━━━━━ DATASET RECORDS

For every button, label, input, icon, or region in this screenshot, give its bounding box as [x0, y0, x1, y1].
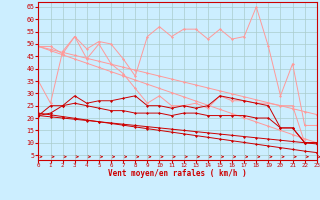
X-axis label: Vent moyen/en rafales ( km/h ): Vent moyen/en rafales ( km/h ) — [108, 169, 247, 178]
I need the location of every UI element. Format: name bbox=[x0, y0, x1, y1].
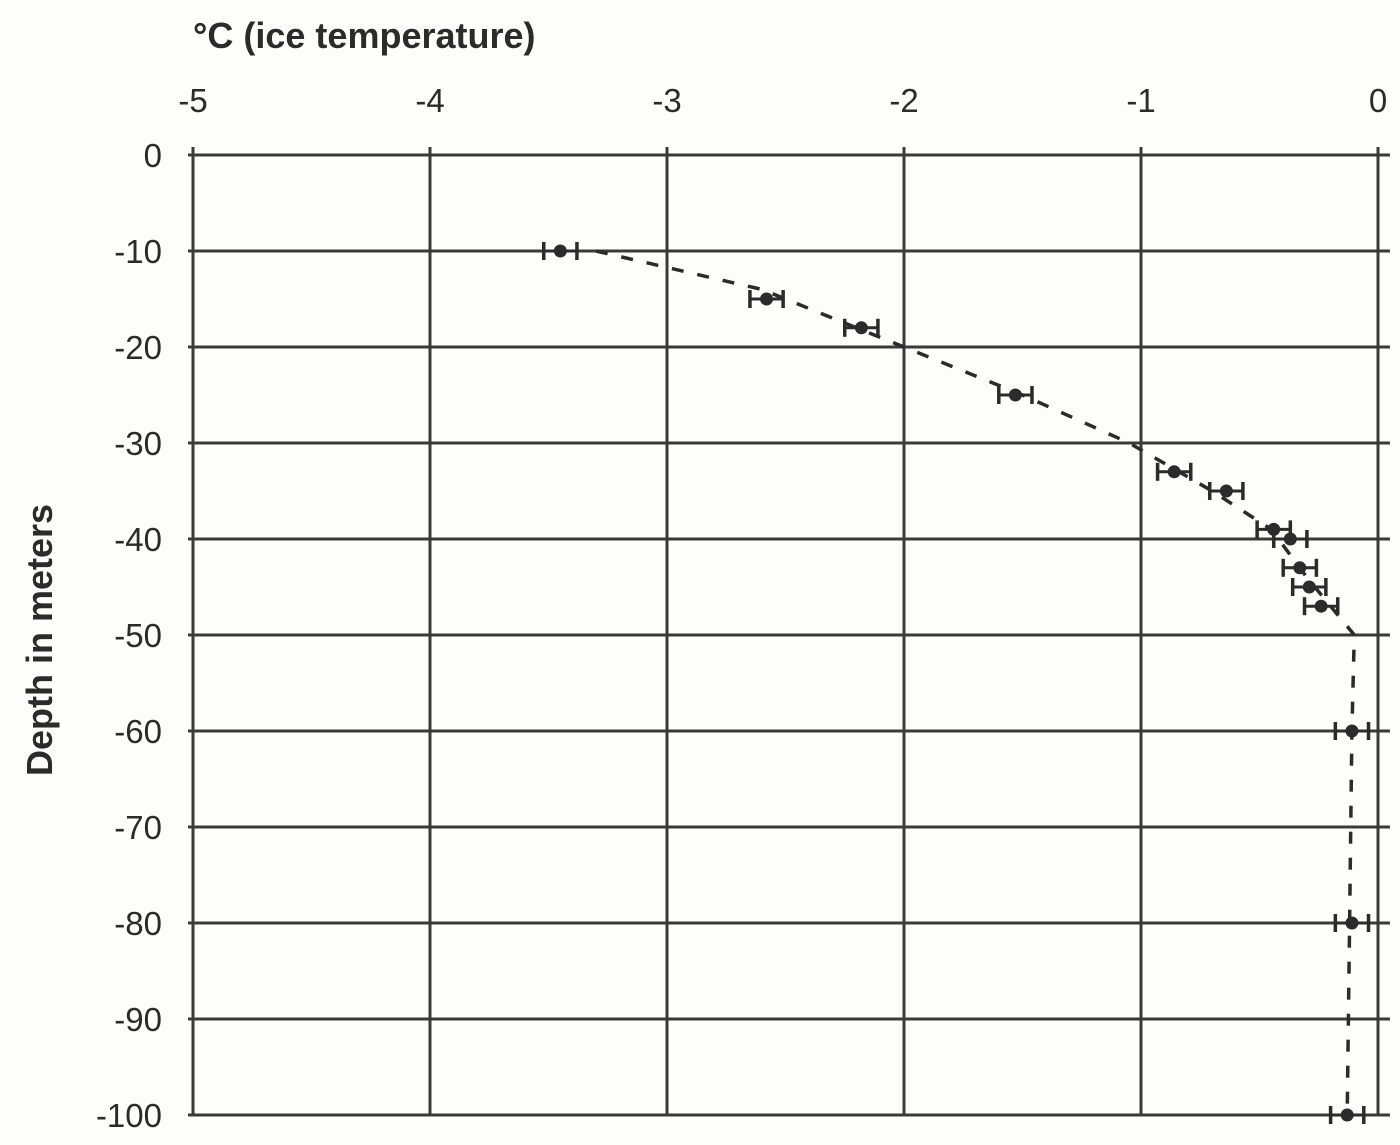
y-tick-label: -70 bbox=[114, 809, 162, 846]
trend-dashed-line bbox=[595, 249, 1357, 1116]
y-axis-label: Depth in meters bbox=[19, 504, 60, 776]
y-tick-label: -50 bbox=[114, 617, 162, 654]
y-tick-label: -10 bbox=[114, 233, 162, 270]
data-point bbox=[542, 242, 579, 260]
data-point bbox=[1333, 722, 1371, 740]
x-tick-label: -3 bbox=[652, 82, 681, 119]
data-point bbox=[1328, 1106, 1366, 1124]
y-tick-label: -30 bbox=[114, 425, 162, 462]
data-point bbox=[1271, 530, 1309, 548]
data-point bbox=[997, 386, 1034, 404]
data-point bbox=[1255, 520, 1293, 539]
plot-grid bbox=[188, 147, 1390, 1117]
x-tick-label: -2 bbox=[889, 82, 918, 119]
data-point bbox=[748, 290, 785, 308]
data-point bbox=[843, 318, 880, 337]
data-point bbox=[1281, 558, 1319, 577]
y-tick-label: -40 bbox=[114, 521, 162, 558]
data-point bbox=[1333, 914, 1371, 932]
y-tick-label: -60 bbox=[114, 713, 162, 750]
y-axis-ticks: 0 -10 -20 -30 -40 -50 -60 -70 -80 -90 -100 bbox=[96, 137, 162, 1134]
x-tick-label: -5 bbox=[178, 82, 207, 119]
y-tick-label: 0 bbox=[144, 137, 162, 174]
x-tick-label: 0 bbox=[1369, 82, 1387, 119]
y-tick-label: -80 bbox=[114, 905, 162, 942]
x-axis-ticks: -5 -4 -3 -2 -1 0 bbox=[178, 82, 1387, 119]
data-point bbox=[1155, 462, 1193, 481]
data-point bbox=[1290, 578, 1328, 596]
data-point bbox=[1302, 597, 1340, 616]
chart-title: °C (ice temperature) bbox=[193, 15, 536, 56]
y-tick-label: -100 bbox=[96, 1097, 162, 1134]
trend-line bbox=[595, 249, 1357, 1116]
x-tick-label: -1 bbox=[1126, 82, 1155, 119]
y-tick-label: -90 bbox=[114, 1001, 162, 1038]
x-tick-label: -4 bbox=[415, 82, 444, 119]
y-tick-label: -20 bbox=[114, 329, 162, 366]
data-points bbox=[542, 242, 1371, 1124]
data-point bbox=[1207, 482, 1245, 500]
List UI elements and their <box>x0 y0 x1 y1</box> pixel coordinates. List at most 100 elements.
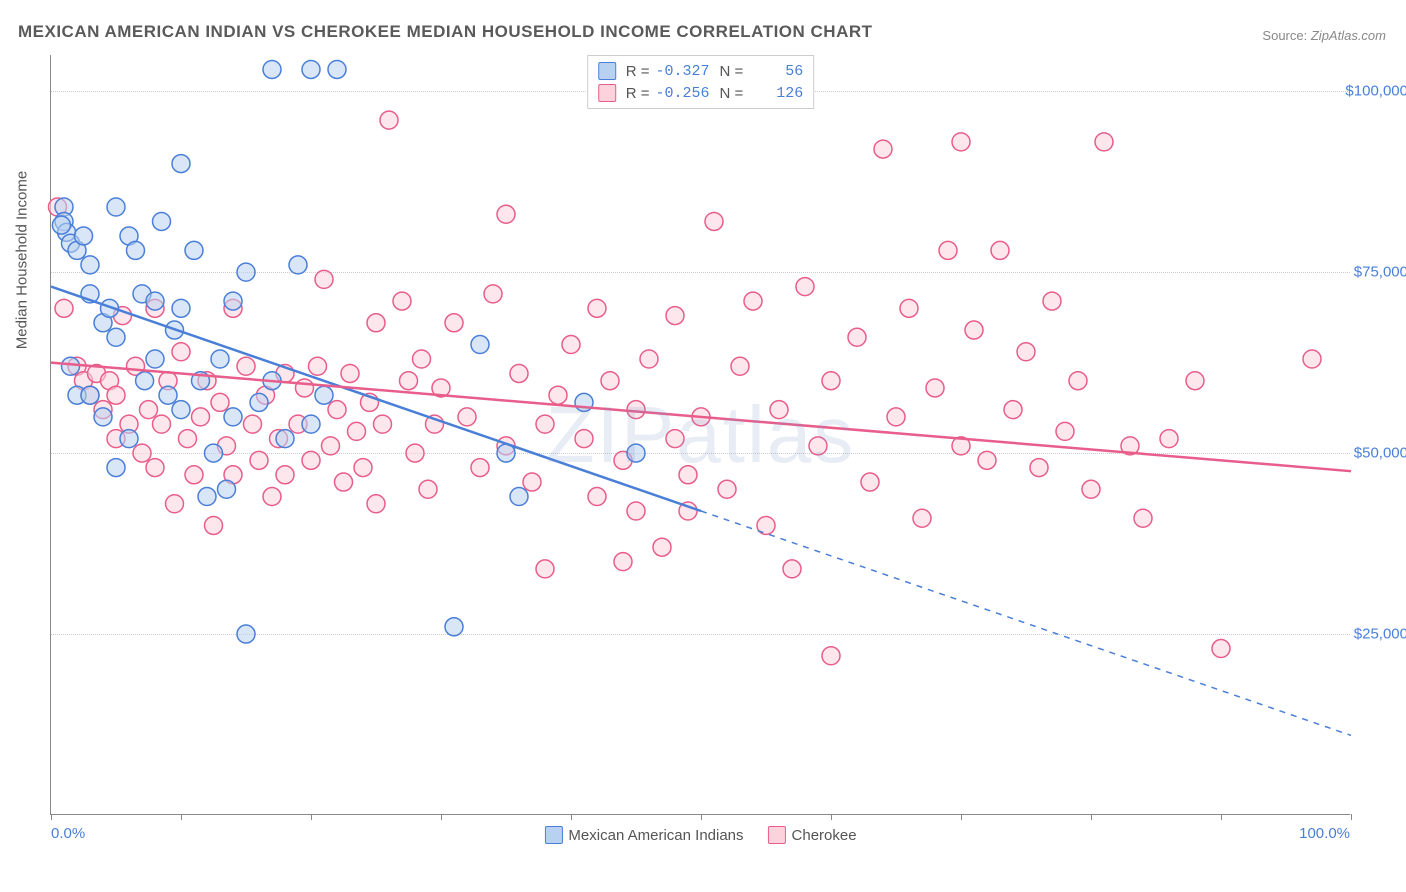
scatter-point <box>354 459 372 477</box>
scatter-point <box>341 364 359 382</box>
x-tick <box>701 814 702 820</box>
scatter-point <box>211 393 229 411</box>
scatter-point <box>718 480 736 498</box>
scatter-point <box>276 466 294 484</box>
scatter-point <box>146 459 164 477</box>
scatter-point <box>107 328 125 346</box>
source-value: ZipAtlas.com <box>1311 28 1386 43</box>
series1-name: Mexican American Indians <box>568 827 743 844</box>
scatter-point <box>289 256 307 274</box>
scatter-point <box>822 647 840 665</box>
scatter-point <box>302 451 320 469</box>
x-tick <box>441 814 442 820</box>
scatter-point <box>52 216 70 234</box>
x-tick <box>831 814 832 820</box>
scatter-point <box>744 292 762 310</box>
scatter-point <box>172 299 190 317</box>
scatter-point <box>770 401 788 419</box>
scatter-point <box>172 155 190 173</box>
series2-r-value: -0.256 <box>655 85 709 102</box>
source-attribution: Source: ZipAtlas.com <box>1262 28 1386 43</box>
scatter-point <box>335 473 353 491</box>
x-tick <box>181 814 182 820</box>
scatter-point <box>1160 430 1178 448</box>
scatter-point <box>1212 640 1230 658</box>
scatter-point <box>205 516 223 534</box>
scatter-point <box>1056 422 1074 440</box>
x-axis-min-label: 0.0% <box>51 825 85 842</box>
legend-row-series2: R = -0.256 N = 126 <box>598 82 804 104</box>
scatter-point <box>991 241 1009 259</box>
scatter-point <box>822 372 840 390</box>
scatter-point <box>653 538 671 556</box>
y-axis-title: Median Household Income <box>14 171 31 349</box>
scatter-point <box>406 444 424 462</box>
scatter-point <box>562 336 580 354</box>
scatter-point <box>523 473 541 491</box>
scatter-point <box>809 437 827 455</box>
scatter-point <box>159 386 177 404</box>
scatter-point <box>315 386 333 404</box>
scatter-point <box>172 343 190 361</box>
series2-name: Cherokee <box>792 827 857 844</box>
scatter-point <box>497 205 515 223</box>
scatter-point <box>237 625 255 643</box>
scatter-point <box>575 430 593 448</box>
scatter-point <box>484 285 502 303</box>
scatter-point <box>588 488 606 506</box>
scatter-svg <box>51 55 1350 814</box>
scatter-point <box>978 451 996 469</box>
scatter-point <box>309 357 327 375</box>
scatter-point <box>136 372 154 390</box>
scatter-point <box>348 422 366 440</box>
scatter-point <box>81 386 99 404</box>
scatter-point <box>328 60 346 78</box>
scatter-point <box>1043 292 1061 310</box>
scatter-point <box>263 488 281 506</box>
scatter-point <box>393 292 411 310</box>
series2-n-value: 126 <box>749 85 803 102</box>
scatter-point <box>205 444 223 462</box>
plot-area: ZIPatlas $25,000$50,000$75,000$100,000 0… <box>50 55 1350 815</box>
scatter-point <box>250 451 268 469</box>
n-label: N = <box>720 63 744 80</box>
scatter-point <box>224 408 242 426</box>
scatter-point <box>302 60 320 78</box>
r-label: R = <box>626 85 650 102</box>
scatter-point <box>640 350 658 368</box>
scatter-point <box>75 227 93 245</box>
scatter-point <box>140 401 158 419</box>
scatter-point <box>848 328 866 346</box>
legend-item-series1: Mexican American Indians <box>544 826 743 844</box>
scatter-point <box>62 357 80 375</box>
scatter-point <box>322 437 340 455</box>
correlation-legend: R = -0.327 N = 56 R = -0.256 N = 126 <box>587 55 815 109</box>
scatter-point <box>900 299 918 317</box>
scatter-point <box>302 415 320 433</box>
scatter-point <box>796 278 814 296</box>
swatch-blue-icon <box>544 826 562 844</box>
x-tick <box>1221 814 1222 820</box>
scatter-point <box>471 336 489 354</box>
scatter-point <box>731 357 749 375</box>
scatter-point <box>965 321 983 339</box>
legend-item-series2: Cherokee <box>768 826 857 844</box>
scatter-point <box>458 408 476 426</box>
scatter-point <box>185 466 203 484</box>
scatter-point <box>1134 509 1152 527</box>
scatter-point <box>153 415 171 433</box>
swatch-pink-icon <box>598 84 616 102</box>
scatter-point <box>107 198 125 216</box>
scatter-point <box>94 408 112 426</box>
scatter-point <box>1004 401 1022 419</box>
scatter-point <box>705 212 723 230</box>
scatter-point <box>601 372 619 390</box>
scatter-point <box>627 444 645 462</box>
x-tick <box>571 814 572 820</box>
scatter-point <box>185 241 203 259</box>
scatter-point <box>315 270 333 288</box>
scatter-point <box>510 488 528 506</box>
scatter-point <box>471 459 489 477</box>
scatter-point <box>237 357 255 375</box>
scatter-point <box>296 379 314 397</box>
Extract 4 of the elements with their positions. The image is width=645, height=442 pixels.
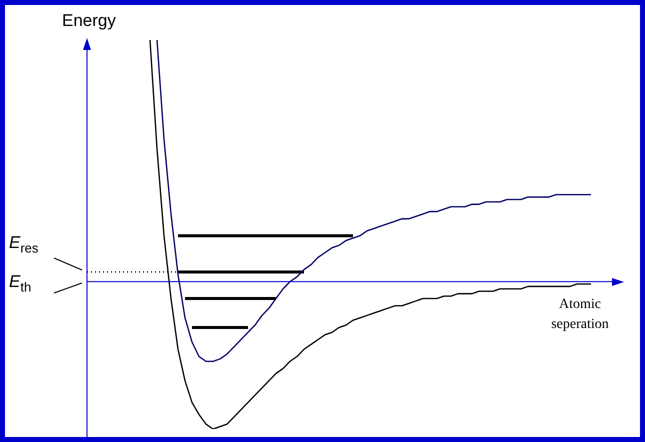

━━━━━━━━━━

Copy out the items verbatim, from the line containing "X-axis label: Vent" up to and including the line containing "I need the location".

COMPLETE ANSWER ::
X-axis label: Vent moyen/en rafales ( km/h ): Vent moyen/en rafales ( km/h ) — [108, 169, 247, 178]
I need the location of every UI element. Format: name bbox=[x0, y0, x1, y1].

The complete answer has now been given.